TASK TO CARRY OUT: Copy everything in the listing below word for word, apart from any images.

Data entries

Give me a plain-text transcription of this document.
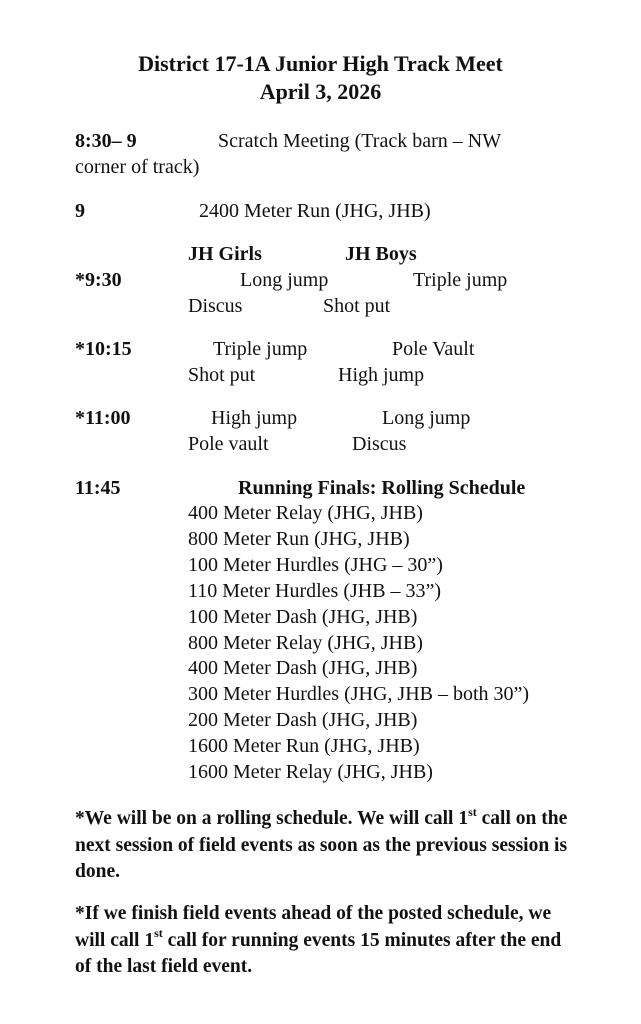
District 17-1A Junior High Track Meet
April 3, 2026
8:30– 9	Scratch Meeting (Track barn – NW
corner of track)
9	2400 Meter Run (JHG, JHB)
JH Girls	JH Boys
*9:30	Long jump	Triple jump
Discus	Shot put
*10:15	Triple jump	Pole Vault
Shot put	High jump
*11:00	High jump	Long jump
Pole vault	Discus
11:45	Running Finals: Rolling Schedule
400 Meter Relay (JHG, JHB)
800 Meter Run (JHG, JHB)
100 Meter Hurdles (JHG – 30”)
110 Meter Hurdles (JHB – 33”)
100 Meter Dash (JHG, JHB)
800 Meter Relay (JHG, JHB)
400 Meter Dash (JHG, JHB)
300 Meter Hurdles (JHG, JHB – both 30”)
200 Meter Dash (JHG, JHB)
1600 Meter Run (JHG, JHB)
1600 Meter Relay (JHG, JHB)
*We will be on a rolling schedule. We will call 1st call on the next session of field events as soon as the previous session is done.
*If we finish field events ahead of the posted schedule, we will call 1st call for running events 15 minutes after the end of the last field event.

WRITTEN SOLUTION:
Give me a plain-text transcription of this document.
District 17-1A Junior High Track Meet
April 3, 2026
8:30– 9	Scratch Meeting (Track barn – NW
corner of track)
9	2400 Meter Run (JHG, JHB)
JH Girls	JH Boys
*9:30	Long jump	Triple jump
Discus	Shot put
*10:15	Triple jump	Pole Vault
Shot put	High jump
*11:00	High jump	Long jump
Pole vault	Discus
11:45	Running Finals: Rolling Schedule
400 Meter Relay (JHG, JHB)
800 Meter Run (JHG, JHB)
100 Meter Hurdles (JHG – 30”)
110 Meter Hurdles (JHB – 33”)
100 Meter Dash (JHG, JHB)
800 Meter Relay (JHG, JHB)
400 Meter Dash (JHG, JHB)
300 Meter Hurdles (JHG, JHB – both 30”)
200 Meter Dash (JHG, JHB)
1600 Meter Run (JHG, JHB)
1600 Meter Relay (JHG, JHB)
*We will be on a rolling schedule. We will call 1st call on the next session of field events as soon as the previous session is done.
*If we finish field events ahead of the posted schedule, we will call 1st call for running events 15 minutes after the end of the last field event.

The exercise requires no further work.